Data records |

::::

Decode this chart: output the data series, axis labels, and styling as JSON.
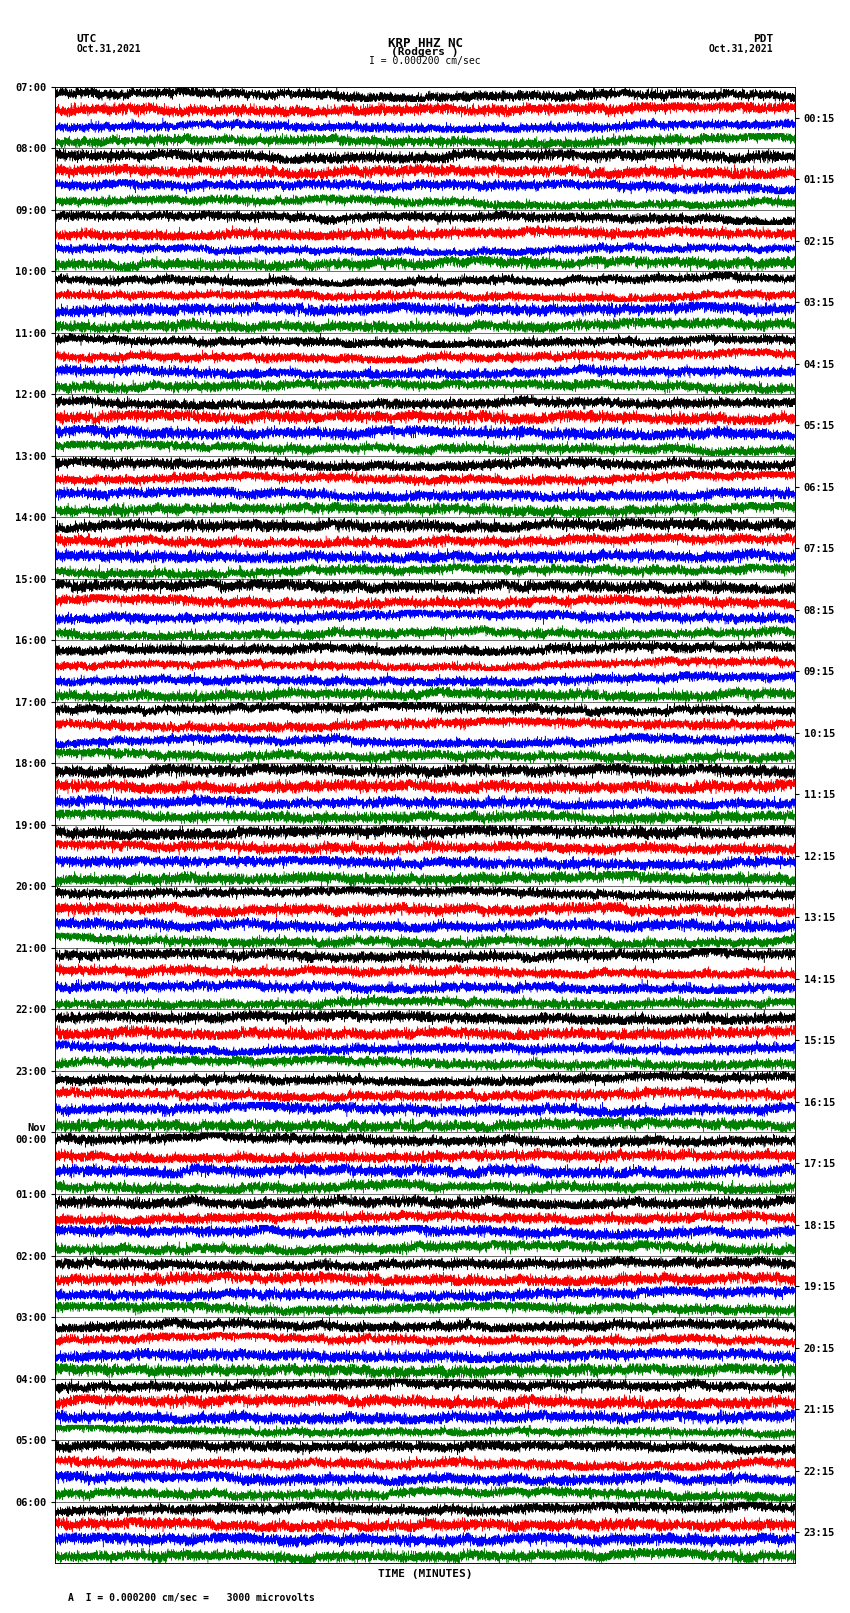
{
  "title_line1": "KRP HHZ NC",
  "title_line2": "(Rodgers )",
  "title_line3": "I = 0.000200 cm/sec",
  "label_left_top": "UTC",
  "label_left_date": "Oct.31,2021",
  "label_right_top": "PDT",
  "label_right_date": "Oct.31,2021",
  "xlabel": "TIME (MINUTES)",
  "footer": "A  I = 0.000200 cm/sec =   3000 microvolts",
  "left_times": [
    "07:00",
    "08:00",
    "09:00",
    "10:00",
    "11:00",
    "12:00",
    "13:00",
    "14:00",
    "15:00",
    "16:00",
    "17:00",
    "18:00",
    "19:00",
    "20:00",
    "21:00",
    "22:00",
    "23:00",
    "Nov\n00:00",
    "01:00",
    "02:00",
    "03:00",
    "04:00",
    "05:00",
    "06:00"
  ],
  "right_times": [
    "00:15",
    "01:15",
    "02:15",
    "03:15",
    "04:15",
    "05:15",
    "06:15",
    "07:15",
    "08:15",
    "09:15",
    "10:15",
    "11:15",
    "12:15",
    "13:15",
    "14:15",
    "15:15",
    "16:15",
    "17:15",
    "18:15",
    "19:15",
    "20:15",
    "21:15",
    "22:15",
    "23:15"
  ],
  "colors": [
    "black",
    "red",
    "blue",
    "green"
  ],
  "n_rows": 24,
  "traces_per_row": 4,
  "x_min": 0,
  "x_max": 15,
  "xticks": [
    0,
    1,
    2,
    3,
    4,
    5,
    6,
    7,
    8,
    9,
    10,
    11,
    12,
    13,
    14,
    15
  ],
  "amplitude": 0.48,
  "bg_color": "white",
  "tick_label_fontsize": 7.5,
  "title_fontsize": 9,
  "label_fontsize": 8
}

::::

Request | Print the records word for word and exclude any picture they hold.

Exercise result |
Decode this chart: output the data series, axis labels, and styling as JSON.
{
  "title_line1": "KRP HHZ NC",
  "title_line2": "(Rodgers )",
  "title_line3": "I = 0.000200 cm/sec",
  "label_left_top": "UTC",
  "label_left_date": "Oct.31,2021",
  "label_right_top": "PDT",
  "label_right_date": "Oct.31,2021",
  "xlabel": "TIME (MINUTES)",
  "footer": "A  I = 0.000200 cm/sec =   3000 microvolts",
  "left_times": [
    "07:00",
    "08:00",
    "09:00",
    "10:00",
    "11:00",
    "12:00",
    "13:00",
    "14:00",
    "15:00",
    "16:00",
    "17:00",
    "18:00",
    "19:00",
    "20:00",
    "21:00",
    "22:00",
    "23:00",
    "Nov\n00:00",
    "01:00",
    "02:00",
    "03:00",
    "04:00",
    "05:00",
    "06:00"
  ],
  "right_times": [
    "00:15",
    "01:15",
    "02:15",
    "03:15",
    "04:15",
    "05:15",
    "06:15",
    "07:15",
    "08:15",
    "09:15",
    "10:15",
    "11:15",
    "12:15",
    "13:15",
    "14:15",
    "15:15",
    "16:15",
    "17:15",
    "18:15",
    "19:15",
    "20:15",
    "21:15",
    "22:15",
    "23:15"
  ],
  "colors": [
    "black",
    "red",
    "blue",
    "green"
  ],
  "n_rows": 24,
  "traces_per_row": 4,
  "x_min": 0,
  "x_max": 15,
  "xticks": [
    0,
    1,
    2,
    3,
    4,
    5,
    6,
    7,
    8,
    9,
    10,
    11,
    12,
    13,
    14,
    15
  ],
  "amplitude": 0.48,
  "bg_color": "white",
  "tick_label_fontsize": 7.5,
  "title_fontsize": 9,
  "label_fontsize": 8
}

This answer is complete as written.